#### Data to process

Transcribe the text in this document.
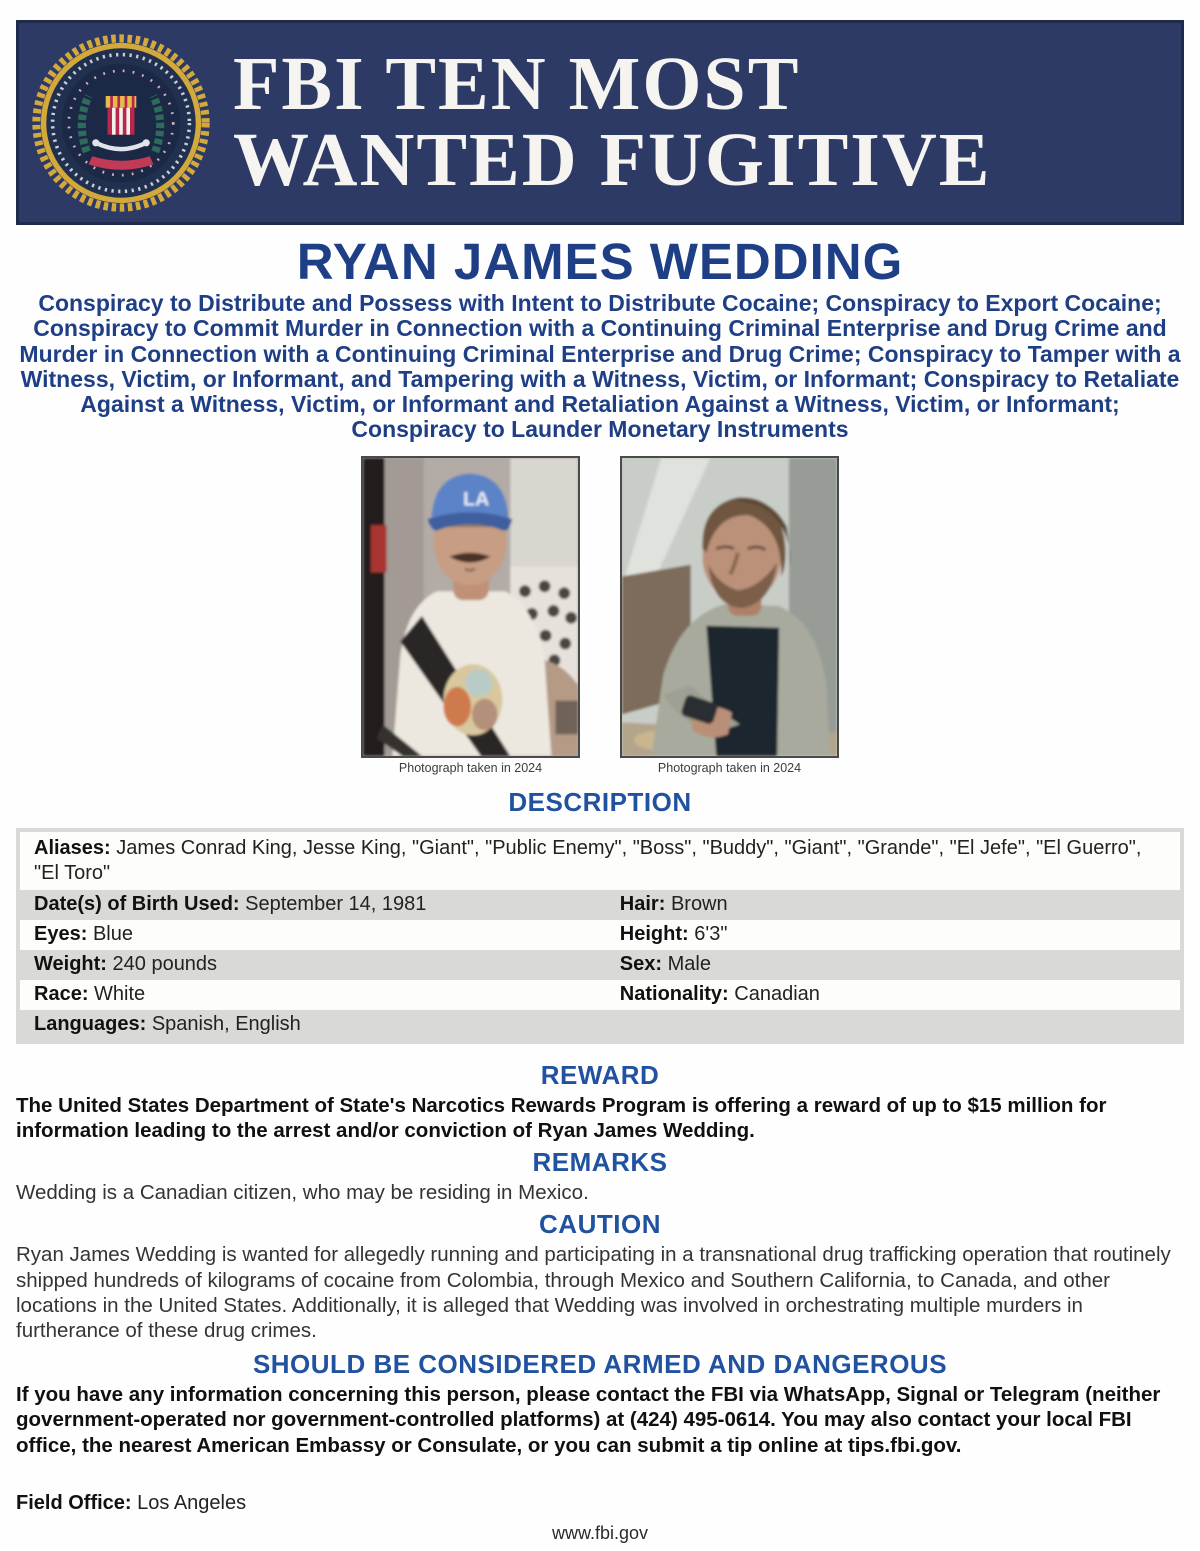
FBI TEN MOST
WANTED FUGITIVE
RYAN JAMES WEDDING

Conspiracy to Distribute and Possess with Intent to Distribute Cocaine; Conspiracy to Export Cocaine; Conspiracy to Commit Murder in Connection with a Continuing Criminal Enterprise and Drug Crime and Murder in Connection with a Continuing Criminal Enterprise and Drug Crime; Conspiracy to Tamper with a Witness, Victim, or Informant, and Tampering with a Witness, Victim, or Informant; Conspiracy to Retaliate Against a Witness, Victim, or Informant and Retaliation Against a Witness, Victim, or Informant; Conspiracy to Launder Monetary Instruments

LA
Photograph taken in 2024	Photograph taken in 2024
DESCRIPTION
Aliases: James Conrad King, Jesse King, "Giant", "Public Enemy", "Boss", "Buddy", "Giant", "Grande", "El Jefe", "El Guerro", "El Toro"
Date(s) of Birth Used: September 14, 1981	Hair: Brown
Eyes: Blue	Height: 6'3"
Weight: 240 pounds	Sex: Male
Race: White	Nationality: Canadian
Languages: Spanish, English
REWARD

The United States Department of State's Narcotics Rewards Program is offering a reward of up to $15 million for information leading to the arrest and/or conviction of Ryan James Wedding.

REMARKS

Wedding is a Canadian citizen, who may be residing in Mexico.

CAUTION

Ryan James Wedding is wanted for allegedly running and participating in a transnational drug trafficking operation that routinely shipped hundreds of kilograms of cocaine from Colombia, through Mexico and Southern California, to Canada, and other locations in the United States. Additionally, it is alleged that Wedding was involved in orchestrating multiple murders in furtherance of these drug crimes.

SHOULD BE CONSIDERED ARMED AND DANGEROUS

If you have any information concerning this person, please contact the FBI via WhatsApp, Signal or Telegram (neither government-operated nor government-controlled platforms) at (424) 495-0614. You may also contact your local FBI office, the nearest American Embassy or Consulate, or you can submit a tip online at tips.fbi.gov.

Field Office: Los Angeles

www.fbi.gov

########

**What you have to do:** Without including the pictures, reproduce all entries exactly.

**Response to the task:**
Transcribe the text in this document.
FBI TEN MOST
WANTED FUGITIVE
RYAN JAMES WEDDING

Conspiracy to Distribute and Possess with Intent to Distribute Cocaine; Conspiracy to Export Cocaine; Conspiracy to Commit Murder in Connection with a Continuing Criminal Enterprise and Drug Crime and Murder in Connection with a Continuing Criminal Enterprise and Drug Crime; Conspiracy to Tamper with a Witness, Victim, or Informant, and Tampering with a Witness, Victim, or Informant; Conspiracy to Retaliate Against a Witness, Victim, or Informant and Retaliation Against a Witness, Victim, or Informant; Conspiracy to Launder Monetary Instruments

LA
Photograph taken in 2024	Photograph taken in 2024
DESCRIPTION
Aliases: James Conrad King, Jesse King, "Giant", "Public Enemy", "Boss", "Buddy", "Giant", "Grande", "El Jefe", "El Guerro", "El Toro"
Date(s) of Birth Used: September 14, 1981	Hair: Brown
Eyes: Blue	Height: 6'3"
Weight: 240 pounds	Sex: Male
Race: White	Nationality: Canadian
Languages: Spanish, English
REWARD

The United States Department of State's Narcotics Rewards Program is offering a reward of up to $15 million for information leading to the arrest and/or conviction of Ryan James Wedding.

REMARKS

Wedding is a Canadian citizen, who may be residing in Mexico.

CAUTION

Ryan James Wedding is wanted for allegedly running and participating in a transnational drug trafficking operation that routinely shipped hundreds of kilograms of cocaine from Colombia, through Mexico and Southern California, to Canada, and other locations in the United States. Additionally, it is alleged that Wedding was involved in orchestrating multiple murders in furtherance of these drug crimes.

SHOULD BE CONSIDERED ARMED AND DANGEROUS

If you have any information concerning this person, please contact the FBI via WhatsApp, Signal or Telegram (neither government-operated nor government-controlled platforms) at (424) 495-0614. You may also contact your local FBI office, the nearest American Embassy or Consulate, or you can submit a tip online at tips.fbi.gov.

Field Office: Los Angeles

www.fbi.gov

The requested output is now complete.